▶ [PROBLEM TO WORK ON] Print the lines from the line containing "section-title-formatting: Formatting Memory" up to and including the line containing "note-text: • The", reproducing each one exactly as it appears in the entries.
#### PROVIDED RECORDS ####
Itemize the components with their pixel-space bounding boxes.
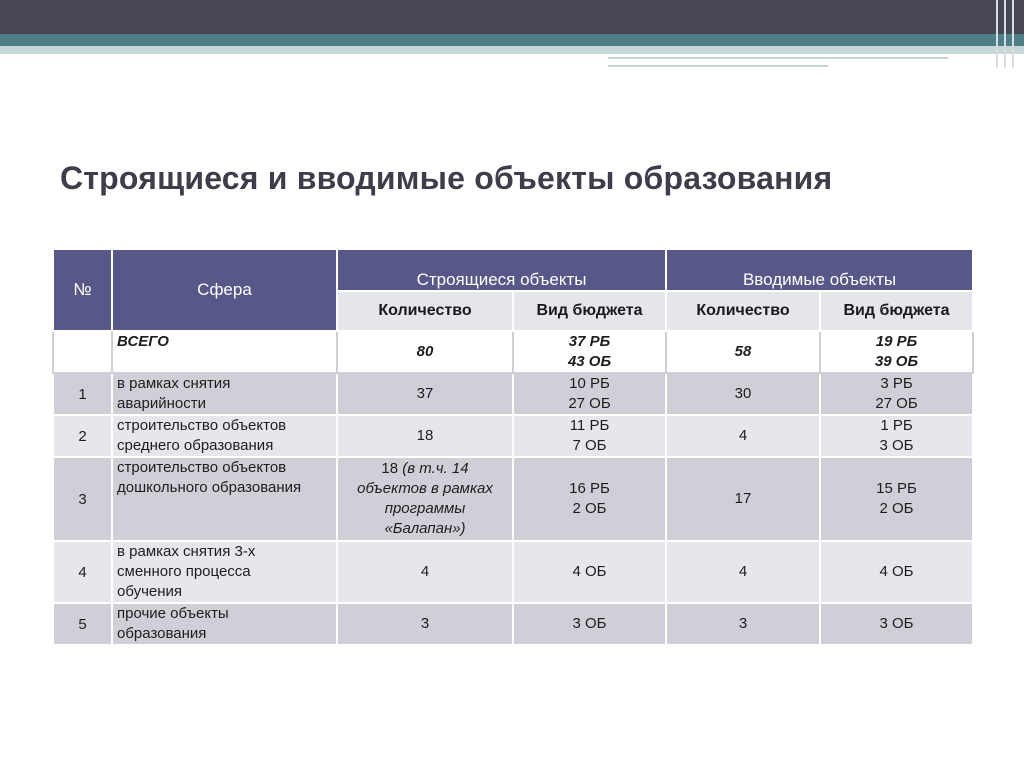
building-quantity: 4 xyxy=(337,541,513,603)
sphere-line: обучения xyxy=(117,583,183,600)
budget-line: 43 ОБ xyxy=(567,353,612,370)
sphere-line: дошкольного образования xyxy=(117,479,302,496)
commissioned-quantity: 17 xyxy=(666,457,820,541)
quantity-with-note xyxy=(342,459,508,479)
budget-line: 3 ОБ xyxy=(879,437,914,454)
objects-table xyxy=(52,248,974,646)
sphere-line: в рамках снятия 3-х xyxy=(117,543,256,560)
light-stripe xyxy=(0,46,1024,54)
building-budget xyxy=(513,457,666,541)
quantity-note: «Балапан») xyxy=(384,520,466,537)
row-sphere: ВСЕГО xyxy=(112,331,337,373)
table-row xyxy=(53,541,973,603)
header-sphere: Сфера xyxy=(112,249,337,331)
commissioned-quantity: 3 xyxy=(666,603,820,645)
decorative-vertical-line xyxy=(1012,0,1014,68)
sphere-line: сменного процесса xyxy=(117,563,251,580)
building-quantity: 18 xyxy=(337,415,513,457)
quantity-note: программы xyxy=(384,500,466,517)
building-quantity: 80 xyxy=(337,331,513,373)
budget-line: 37 РБ xyxy=(568,333,611,350)
quantity-note: объектов в рамках xyxy=(357,480,493,497)
commissioned-quantity: 4 xyxy=(666,415,820,457)
commissioned-budget xyxy=(820,415,973,457)
sphere-line: среднего образования xyxy=(117,437,274,454)
slide-title: Строящиеся и вводимые объекты образования xyxy=(60,160,833,196)
sphere-line: в рамках снятия xyxy=(117,375,231,392)
header-building-objects: Строящиеся объекты xyxy=(337,249,666,291)
budget-line: 15 РБ xyxy=(876,480,917,497)
sphere-line: образования xyxy=(117,625,207,642)
budget-line: 19 РБ xyxy=(875,333,918,350)
decorative-line xyxy=(608,65,828,67)
budget-line: 2 ОБ xyxy=(879,500,914,517)
building-budget: 4 ОБ xyxy=(513,541,666,603)
header-quantity: Количество xyxy=(666,291,820,331)
budget-line: 16 РБ xyxy=(569,480,610,497)
commissioned-budget xyxy=(820,373,973,415)
budget-line: 2 ОБ xyxy=(572,500,607,517)
top-decorative-bar xyxy=(0,0,1024,34)
row-number: 3 xyxy=(53,457,112,541)
row-number: 4 xyxy=(53,541,112,603)
row-number xyxy=(53,331,112,373)
decorative-vertical-line xyxy=(996,0,998,68)
budget-line: 1 РБ xyxy=(880,417,913,434)
commissioned-quantity: 58 xyxy=(666,331,820,373)
budget-line: 39 ОБ xyxy=(874,353,919,370)
row-sphere xyxy=(112,415,337,457)
table-row xyxy=(53,373,973,415)
budget-line: 3 РБ xyxy=(880,375,913,392)
building-quantity: 37 xyxy=(337,373,513,415)
sphere-line: аварийности xyxy=(117,395,206,412)
table-row xyxy=(53,415,973,457)
budget-line: 27 ОБ xyxy=(875,395,918,412)
header-quantity: Количество xyxy=(337,291,513,331)
table-row xyxy=(53,603,973,645)
budget-line: 27 ОБ xyxy=(568,395,611,412)
budget-line: 11 РБ xyxy=(569,417,610,434)
sphere-line: прочие объекты xyxy=(117,605,229,622)
sphere-line: строительство объектов xyxy=(117,459,287,476)
building-quantity: 3 xyxy=(337,603,513,645)
table-row-total xyxy=(53,331,973,373)
row-number: 2 xyxy=(53,415,112,457)
building-budget xyxy=(513,373,666,415)
commissioned-budget: 4 ОБ xyxy=(820,541,973,603)
row-number: 1 xyxy=(53,373,112,415)
row-number: 5 xyxy=(53,603,112,645)
commissioned-quantity: 30 xyxy=(666,373,820,415)
header-commissioned-objects: Вводимые объекты xyxy=(666,249,973,291)
teal-stripe xyxy=(0,34,1024,46)
sphere-line: строительство объектов xyxy=(117,417,287,434)
header-budget-type: Вид бюджета xyxy=(513,291,666,331)
budget-line: 7 ОБ xyxy=(572,437,607,454)
header-num: № xyxy=(53,249,112,331)
decorative-vertical-line xyxy=(1004,0,1006,68)
building-quantity xyxy=(337,457,513,541)
building-budget xyxy=(513,331,666,373)
commissioned-budget: 3 ОБ xyxy=(820,603,973,645)
row-sphere xyxy=(112,603,337,645)
building-budget: 3 ОБ xyxy=(513,603,666,645)
commissioned-budget xyxy=(820,457,973,541)
table-row xyxy=(53,457,973,541)
row-sphere xyxy=(112,373,337,415)
header-budget-type: Вид бюджета xyxy=(820,291,973,331)
row-sphere xyxy=(112,457,337,541)
commissioned-budget xyxy=(820,331,973,373)
decorative-line xyxy=(608,57,948,59)
commissioned-quantity: 4 xyxy=(666,541,820,603)
building-budget xyxy=(513,415,666,457)
budget-line: 10 РБ xyxy=(569,375,610,392)
quantity-value: 18 xyxy=(381,460,399,477)
quantity-note: (в т.ч. 14 xyxy=(402,460,469,477)
row-sphere xyxy=(112,541,337,603)
table-header-row xyxy=(53,249,973,291)
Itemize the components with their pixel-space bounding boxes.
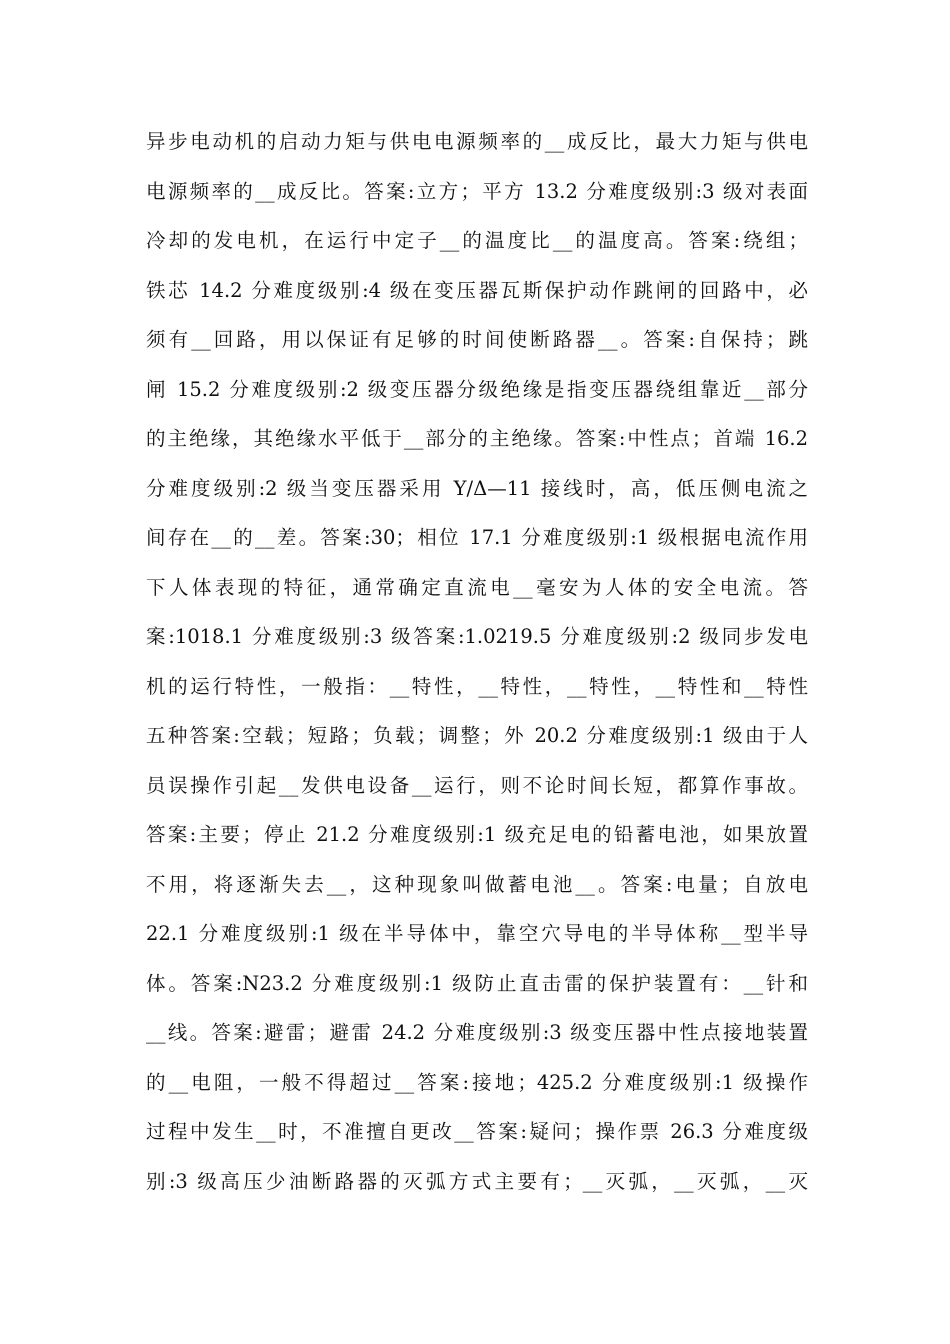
text-line-11: 案:1018.1 分难度级别:3 级答案:1.0219.5 分难度级别:2 级同步发电 <box>146 625 808 648</box>
text-line-19: __线。答案:避雷；避雷 24.2 分难度级别:3 级变压器中性点接地装置 <box>146 1021 808 1044</box>
text-line-20: 的__电阻，一般不得超过__答案:接地；425.2 分难度级别:1 级操作 <box>146 1070 808 1094</box>
text-line-3: 冷却的发电机，在运行中定子__的温度比__的温度高。答案:绕组； <box>146 229 808 252</box>
text-line-6: 闸 15.2 分难度级别:2 级变压器分级绝缘是指变压器绕组靠近__部分 <box>146 377 808 401</box>
text-line-13: 五种答案:空载；短路；负载；调整；外 20.2 分难度级别:1 级由于人 <box>146 724 808 747</box>
text-line-5: 须有__回路，用以保证有足够的时间使断路器__。答案:自保持；跳 <box>146 328 808 351</box>
text-line-21: 过程中发生__时，不准擅自更改__答案:疑问；操作票 26.3 分难度级 <box>146 1120 808 1143</box>
text-line-22: 别:3 级高压少油断路器的灭弧方式主要有；__灭弧，__灭弧，__灭 <box>146 1169 808 1193</box>
text-line-1: 异步电动机的启动力矩与供电电源频率的__成反比，最大力矩与供电 <box>146 130 808 153</box>
text-line-18: 体。答案:N23.2 分难度级别:1 级防止直击雷的保护装置有：__针和 <box>146 971 808 995</box>
text-line-17: 22.1 分难度级别:1 级在半导体中，靠空穴导电的半导体称__型半导 <box>146 922 808 945</box>
text-line-9: 间存在__的__差。答案:30；相位 17.1 分难度级别:1 级根据电流作用 <box>146 526 808 549</box>
text-line-16: 不用，将逐渐失去__，这种现象叫做蓄电池__。答案:电量；自放电 <box>146 872 808 896</box>
text-line-7: 的主绝缘，其绝缘水平低于__部分的主绝缘。答案:中性点；首端 16.2 <box>146 427 808 450</box>
text-line-10: 下人体表现的特征，通常确定直流电__毫安为人体的安全电流。答 <box>146 575 808 599</box>
text-line-8: 分难度级别:2 级当变压器采用 Y/Δ—11 接线时，高，低压侧电流之 <box>146 476 808 500</box>
text-line-2: 电源频率的__成反比。答案:立方；平方 13.2 分难度级别:3 级对表面 <box>146 179 808 203</box>
body-text <box>146 117 808 1206</box>
text-line-14: 员误操作引起__发供电设备__运行，则不论时间长短，都算作事故。 <box>146 773 808 797</box>
text-line-4: 铁芯 14.2 分难度级别:4 级在变压器瓦斯保护动作跳闸的回路中，必 <box>146 278 808 302</box>
text-line-12: 机的运行特性，一般指：__特性，__特性，__特性，__特性和__特性 <box>146 674 808 698</box>
text-line-15: 答案:主要；停止 21.2 分难度级别:1 级充足电的铅蓄电池，如果放置 <box>146 823 808 846</box>
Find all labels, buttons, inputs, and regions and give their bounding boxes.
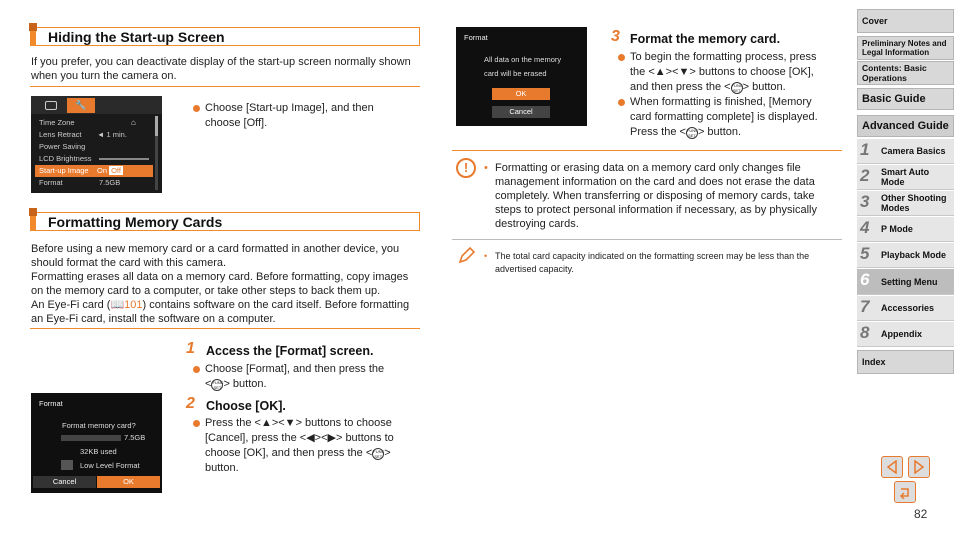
section-title-formatting: Formatting Memory Cards bbox=[48, 214, 223, 230]
capacity-value: 7.5GB bbox=[124, 433, 146, 442]
sidebar-chapter-6[interactable]: 6 Setting Menu bbox=[857, 269, 954, 295]
page-number: 82 bbox=[914, 507, 928, 521]
camera-tab-icon bbox=[45, 101, 57, 110]
ok-button: OK bbox=[97, 476, 160, 488]
step1-instruction: Choose [Format], and then press the <FUNC SET > button. bbox=[193, 362, 408, 392]
note-text: • The total card capacity indicated on the formatting screen may be less than the advertised capacity. bbox=[484, 251, 810, 274]
sidebar-item-contents[interactable]: Contents: Basic Operations bbox=[857, 61, 954, 85]
startup-off-option: On Off bbox=[97, 166, 121, 175]
low-level-checkbox bbox=[61, 460, 73, 470]
brightness-slider bbox=[99, 158, 149, 160]
eyefi-note: An Eye-Fi card (📖101) contains software on the card itself. Before formatting an Eye-Fi card, install the software on a computer. bbox=[31, 299, 410, 325]
cancel-button: Cancel bbox=[33, 476, 96, 488]
step-number: 1 bbox=[186, 340, 195, 357]
menu-row-power-saving: Power Saving bbox=[39, 142, 86, 151]
hiding-description: If you prefer, you can deactivate display of the start-up screen normally shown when you turn the camera on. bbox=[31, 56, 411, 82]
menu-scrollbar bbox=[155, 116, 158, 190]
step-title: Access the [Format] screen. bbox=[206, 344, 374, 358]
sidebar-chapter-7[interactable]: 7 Accessories bbox=[857, 296, 954, 321]
func-set-button-icon: FUNC SET bbox=[212, 380, 224, 390]
divider bbox=[30, 328, 420, 329]
next-page-button[interactable] bbox=[908, 456, 930, 478]
sidebar-item-advanced-guide[interactable]: Advanced Guide bbox=[857, 115, 954, 137]
confirm-line-2: card will be erased bbox=[484, 69, 547, 78]
step2-instruction: Press the <▲><▼> buttons to choose [Cancel], press the <◀><▶> buttons to choose [OK], and then press the <FUNC SET > button. bbox=[193, 416, 408, 476]
divider bbox=[452, 150, 842, 151]
confirm-line-1: All data on the memory bbox=[484, 55, 562, 64]
return-button[interactable] bbox=[894, 481, 916, 503]
confirm-format-screenshot bbox=[456, 27, 587, 126]
sidebar-chapter-5[interactable]: 5 Playback Mode bbox=[857, 243, 954, 268]
menu-row-time-zone: Time Zone bbox=[39, 118, 75, 127]
formatting-intro: Before using a new memory card or a card formatted in another device, you should format the card with this camera. bbox=[31, 243, 400, 269]
sidebar-chapter-1[interactable]: 1 Camera Basics bbox=[857, 139, 954, 164]
caution-icon: ! bbox=[456, 158, 476, 178]
sidebar-chapter-4[interactable]: 4 P Mode bbox=[857, 217, 954, 242]
section-header-formatting bbox=[30, 212, 420, 231]
wrench-tab-icon: 🔧 bbox=[67, 98, 95, 113]
book-icon: 📖 bbox=[110, 299, 125, 311]
previous-page-button[interactable] bbox=[881, 456, 903, 478]
func-set-button-icon: FUNC SET bbox=[731, 83, 743, 93]
capacity-bar bbox=[61, 435, 121, 441]
page-reference-link[interactable]: 101 bbox=[124, 299, 143, 311]
used-space: 32KB used bbox=[80, 447, 117, 456]
settings-menu-screenshot bbox=[31, 96, 162, 193]
menu-row-startup-image: Start-up Image On Off bbox=[35, 165, 153, 177]
format-question: Format memory card? bbox=[62, 421, 136, 430]
step-title: Format the memory card. bbox=[630, 32, 781, 46]
low-level-label: Low Level Format bbox=[80, 461, 140, 470]
confirm-ok-button: OK bbox=[492, 88, 550, 100]
func-set-button-icon: FUNC SET bbox=[686, 128, 699, 138]
confirm-screen-title: Format bbox=[464, 33, 488, 42]
format-screen-screenshot bbox=[31, 393, 162, 493]
sidebar-chapter-2[interactable]: 2 Smart Auto Mode bbox=[857, 165, 954, 190]
sidebar-item-prelim[interactable]: Preliminary Notes and Legal Information bbox=[857, 36, 954, 60]
divider bbox=[452, 239, 842, 240]
section-title-hiding: Hiding the Start-up Screen bbox=[48, 29, 225, 45]
menu-row-format: Format 7.5GB bbox=[39, 178, 121, 187]
menu-row-lcd-brightness: LCD Brightness bbox=[35, 153, 155, 165]
section-marker bbox=[29, 208, 37, 216]
arrow-left-icon bbox=[886, 460, 898, 474]
sidebar-item-index[interactable]: Index bbox=[857, 350, 954, 374]
section-header-hiding bbox=[30, 27, 420, 46]
arrow-right-icon bbox=[913, 460, 925, 474]
format-screen-title: Format bbox=[39, 399, 63, 408]
confirm-cancel-button: Cancel bbox=[492, 106, 550, 118]
hiding-instruction: Choose [Start-up Image], and then choose [Off]. bbox=[193, 101, 408, 131]
pencil-icon bbox=[456, 246, 476, 266]
sidebar-chapter-3[interactable]: 3 Other Shooting Modes bbox=[857, 191, 954, 216]
home-icon: ⌂ bbox=[131, 118, 136, 127]
func-set-button-icon: FUNC SET bbox=[373, 449, 385, 459]
step3-instruction-1: To begin the formatting process, press the <▲><▼> buttons to choose [OK], and then press the <FUNC SET > button. bbox=[618, 50, 833, 95]
step-number: 3 bbox=[611, 28, 620, 45]
caution-text: • Formatting or erasing data on a memory card only changes file management information on the card and does not erase the data completely. When transferring or disposing of memory cards, take steps to protect personal information if necessary, as by physically destroying cards. bbox=[484, 162, 818, 230]
step-title: Choose [OK]. bbox=[206, 399, 286, 413]
sidebar-item-basic-guide[interactable]: Basic Guide bbox=[857, 88, 954, 110]
formatting-warning-text: Formatting erases all data on a memory card. Before formatting, copy images on the memory card to a computer, or take other steps to back them up. bbox=[31, 271, 409, 297]
section-marker bbox=[29, 23, 37, 31]
menu-tab-bar bbox=[31, 96, 162, 114]
divider bbox=[30, 86, 420, 87]
sidebar-chapter-8[interactable]: 8 Appendix bbox=[857, 322, 954, 347]
step3-instruction-2: When formatting is finished, [Memory card formatting complete] is displayed. Press the <FUNC SET > button. bbox=[618, 95, 833, 140]
menu-row-lens-retract: Lens Retract ◄ 1 min. bbox=[39, 130, 127, 139]
step-number: 2 bbox=[186, 395, 195, 412]
return-icon bbox=[898, 485, 912, 499]
sidebar-item-cover[interactable]: Cover bbox=[857, 9, 954, 33]
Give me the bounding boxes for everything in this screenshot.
####
▶ [THE RESULT]
section-title-formatting: Formatting Memory Cards bbox=[48, 214, 223, 230]
capacity-value: 7.5GB bbox=[124, 433, 146, 442]
sidebar-chapter-6[interactable]: 6 Setting Menu bbox=[857, 269, 954, 295]
page-number: 82 bbox=[914, 507, 928, 521]
camera-tab-icon bbox=[45, 101, 57, 110]
ok-button: OK bbox=[97, 476, 160, 488]
step1-instruction: Choose [Format], and then press the <FUNC SET > button. bbox=[193, 362, 408, 392]
note-text: • The total card capacity indicated on the formatting screen may be less than the advertised capacity. bbox=[484, 251, 810, 274]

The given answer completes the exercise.